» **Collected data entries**
──────────

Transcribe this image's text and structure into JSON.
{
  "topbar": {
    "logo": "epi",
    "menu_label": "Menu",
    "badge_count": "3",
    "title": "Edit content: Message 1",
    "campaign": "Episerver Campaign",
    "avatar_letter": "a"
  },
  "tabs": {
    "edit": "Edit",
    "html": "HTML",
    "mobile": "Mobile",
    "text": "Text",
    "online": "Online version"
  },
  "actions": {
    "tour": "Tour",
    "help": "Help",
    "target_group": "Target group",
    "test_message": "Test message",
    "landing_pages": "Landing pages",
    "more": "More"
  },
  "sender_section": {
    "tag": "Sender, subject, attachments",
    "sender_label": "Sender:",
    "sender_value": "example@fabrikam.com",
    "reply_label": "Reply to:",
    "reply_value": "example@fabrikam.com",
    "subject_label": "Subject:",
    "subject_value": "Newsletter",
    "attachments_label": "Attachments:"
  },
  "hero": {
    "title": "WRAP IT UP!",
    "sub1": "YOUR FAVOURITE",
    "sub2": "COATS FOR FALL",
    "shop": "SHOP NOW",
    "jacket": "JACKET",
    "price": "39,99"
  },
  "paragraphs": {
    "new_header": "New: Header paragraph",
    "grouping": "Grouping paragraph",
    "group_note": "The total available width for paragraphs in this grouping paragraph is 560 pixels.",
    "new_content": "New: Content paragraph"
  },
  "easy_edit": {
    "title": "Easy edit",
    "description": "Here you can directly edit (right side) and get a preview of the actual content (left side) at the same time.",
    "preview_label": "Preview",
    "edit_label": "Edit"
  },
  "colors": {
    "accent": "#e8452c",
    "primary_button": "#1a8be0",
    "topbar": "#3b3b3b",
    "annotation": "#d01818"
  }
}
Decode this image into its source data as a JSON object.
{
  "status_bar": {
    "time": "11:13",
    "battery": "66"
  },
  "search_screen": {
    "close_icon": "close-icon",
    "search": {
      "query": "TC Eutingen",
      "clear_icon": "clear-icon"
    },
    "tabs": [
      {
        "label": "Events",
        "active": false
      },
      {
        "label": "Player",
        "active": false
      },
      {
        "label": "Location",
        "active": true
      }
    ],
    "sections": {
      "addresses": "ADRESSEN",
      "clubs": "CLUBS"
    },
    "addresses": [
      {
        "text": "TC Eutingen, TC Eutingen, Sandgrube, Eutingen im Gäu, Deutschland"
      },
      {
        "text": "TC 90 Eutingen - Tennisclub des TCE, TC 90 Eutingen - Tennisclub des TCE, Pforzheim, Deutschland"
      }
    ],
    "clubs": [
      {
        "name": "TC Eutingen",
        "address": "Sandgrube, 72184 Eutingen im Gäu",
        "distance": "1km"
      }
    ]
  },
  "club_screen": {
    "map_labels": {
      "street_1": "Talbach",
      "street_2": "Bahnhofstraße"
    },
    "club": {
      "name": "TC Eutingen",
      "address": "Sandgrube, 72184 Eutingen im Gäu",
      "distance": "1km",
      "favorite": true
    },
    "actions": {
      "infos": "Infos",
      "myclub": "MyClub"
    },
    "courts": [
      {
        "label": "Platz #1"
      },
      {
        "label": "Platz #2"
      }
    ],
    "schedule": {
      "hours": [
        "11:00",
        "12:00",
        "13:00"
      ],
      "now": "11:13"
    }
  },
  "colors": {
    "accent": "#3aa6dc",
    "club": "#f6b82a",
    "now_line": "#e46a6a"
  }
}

──────────

» **Requirement**
Each line from the one containing "Decode this image" to the end of the records should be echoed exactly, and no other line.

» **Exercise result**
Decode this image into its source data as a JSON object.
{
  "status_bar": {
    "time": "11:13",
    "battery": "66"
  },
  "search_screen": {
    "close_icon": "close-icon",
    "search": {
      "query": "TC Eutingen",
      "clear_icon": "clear-icon"
    },
    "tabs": [
      {
        "label": "Events",
        "active": false
      },
      {
        "label": "Player",
        "active": false
      },
      {
        "label": "Location",
        "active": true
      }
    ],
    "sections": {
      "addresses": "ADRESSEN",
      "clubs": "CLUBS"
    },
    "addresses": [
      {
        "text": "TC Eutingen, TC Eutingen, Sandgrube, Eutingen im Gäu, Deutschland"
      },
      {
        "text": "TC 90 Eutingen - Tennisclub des TCE, TC 90 Eutingen - Tennisclub des TCE, Pforzheim, Deutschland"
      }
    ],
    "clubs": [
      {
        "name": "TC Eutingen",
        "address": "Sandgrube, 72184 Eutingen im Gäu",
        "distance": "1km"
      }
    ]
  },
  "club_screen": {
    "map_labels": {
      "street_1": "Talbach",
      "street_2": "Bahnhofstraße"
    },
    "club": {
      "name": "TC Eutingen",
      "address": "Sandgrube, 72184 Eutingen im Gäu",
      "distance": "1km",
      "favorite": true
    },
    "actions": {
      "infos": "Infos",
      "myclub": "MyClub"
    },
    "courts": [
      {
        "label": "Platz #1"
      },
      {
        "label": "Platz #2"
      }
    ],
    "schedule": {
      "hours": [
        "11:00",
        "12:00",
        "13:00"
      ],
      "now": "11:13"
    }
  },
  "colors": {
    "accent": "#3aa6dc",
    "club": "#f6b82a",
    "now_line": "#e46a6a"
  }
}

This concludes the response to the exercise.